Records:
<<<<
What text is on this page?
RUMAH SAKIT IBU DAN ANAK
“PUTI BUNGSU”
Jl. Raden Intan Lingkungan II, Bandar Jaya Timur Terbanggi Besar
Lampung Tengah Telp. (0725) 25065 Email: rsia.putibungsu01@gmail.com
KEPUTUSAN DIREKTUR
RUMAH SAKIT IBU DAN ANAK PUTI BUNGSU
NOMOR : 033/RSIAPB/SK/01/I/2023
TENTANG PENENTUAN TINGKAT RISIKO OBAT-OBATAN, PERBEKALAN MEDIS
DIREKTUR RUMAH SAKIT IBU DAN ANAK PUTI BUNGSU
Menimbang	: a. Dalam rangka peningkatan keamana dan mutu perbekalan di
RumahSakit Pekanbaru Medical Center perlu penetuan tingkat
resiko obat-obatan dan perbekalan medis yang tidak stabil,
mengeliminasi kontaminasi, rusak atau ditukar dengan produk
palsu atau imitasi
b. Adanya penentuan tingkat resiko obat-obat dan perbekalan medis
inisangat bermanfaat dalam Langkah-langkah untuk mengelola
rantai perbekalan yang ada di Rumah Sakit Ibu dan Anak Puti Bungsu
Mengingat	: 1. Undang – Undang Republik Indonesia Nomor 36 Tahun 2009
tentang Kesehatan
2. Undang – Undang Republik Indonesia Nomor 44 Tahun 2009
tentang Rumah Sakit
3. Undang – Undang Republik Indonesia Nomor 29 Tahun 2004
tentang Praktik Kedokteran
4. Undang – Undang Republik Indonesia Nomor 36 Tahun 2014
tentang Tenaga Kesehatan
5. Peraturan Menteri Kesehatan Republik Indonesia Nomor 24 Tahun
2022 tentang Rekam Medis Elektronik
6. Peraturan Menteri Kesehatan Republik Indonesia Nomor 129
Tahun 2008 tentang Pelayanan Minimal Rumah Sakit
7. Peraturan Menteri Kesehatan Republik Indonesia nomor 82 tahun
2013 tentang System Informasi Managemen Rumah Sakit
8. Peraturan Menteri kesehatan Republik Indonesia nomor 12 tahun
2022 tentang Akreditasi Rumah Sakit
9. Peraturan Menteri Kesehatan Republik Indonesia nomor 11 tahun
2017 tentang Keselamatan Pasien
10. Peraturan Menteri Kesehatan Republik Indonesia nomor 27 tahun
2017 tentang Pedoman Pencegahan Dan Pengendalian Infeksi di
>>>>
Written request: Return the listing above in its exact form.

Answer to this problem:
What text is on this page?
RUMAH SAKIT IBU DAN ANAK
“PUTI BUNGSU”
Jl. Raden Intan Lingkungan II, Bandar Jaya Timur Terbanggi Besar
Lampung Tengah Telp. (0725) 25065 Email: rsia.putibungsu01@gmail.com
KEPUTUSAN DIREKTUR
RUMAH SAKIT IBU DAN ANAK PUTI BUNGSU
NOMOR : 033/RSIAPB/SK/01/I/2023
TENTANG PENENTUAN TINGKAT RISIKO OBAT-OBATAN, PERBEKALAN MEDIS
DIREKTUR RUMAH SAKIT IBU DAN ANAK PUTI BUNGSU
Menimbang	: a. Dalam rangka peningkatan keamana dan mutu perbekalan di
RumahSakit Pekanbaru Medical Center perlu penetuan tingkat
resiko obat-obatan dan perbekalan medis yang tidak stabil,
mengeliminasi kontaminasi, rusak atau ditukar dengan produk
palsu atau imitasi
b. Adanya penentuan tingkat resiko obat-obat dan perbekalan medis
inisangat bermanfaat dalam Langkah-langkah untuk mengelola
rantai perbekalan yang ada di Rumah Sakit Ibu dan Anak Puti Bungsu
Mengingat	: 1. Undang – Undang Republik Indonesia Nomor 36 Tahun 2009
tentang Kesehatan
2. Undang – Undang Republik Indonesia Nomor 44 Tahun 2009
tentang Rumah Sakit
3. Undang – Undang Republik Indonesia Nomor 29 Tahun 2004
tentang Praktik Kedokteran
4. Undang – Undang Republik Indonesia Nomor 36 Tahun 2014
tentang Tenaga Kesehatan
5. Peraturan Menteri Kesehatan Republik Indonesia Nomor 24 Tahun
2022 tentang Rekam Medis Elektronik
6. Peraturan Menteri Kesehatan Republik Indonesia Nomor 129
Tahun 2008 tentang Pelayanan Minimal Rumah Sakit
7. Peraturan Menteri Kesehatan Republik Indonesia nomor 82 tahun
2013 tentang System Informasi Managemen Rumah Sakit
8. Peraturan Menteri kesehatan Republik Indonesia nomor 12 tahun
2022 tentang Akreditasi Rumah Sakit
9. Peraturan Menteri Kesehatan Republik Indonesia nomor 11 tahun
2017 tentang Keselamatan Pasien
10. Peraturan Menteri Kesehatan Republik Indonesia nomor 27 tahun
2017 tentang Pedoman Pencegahan Dan Pengendalian Infeksi di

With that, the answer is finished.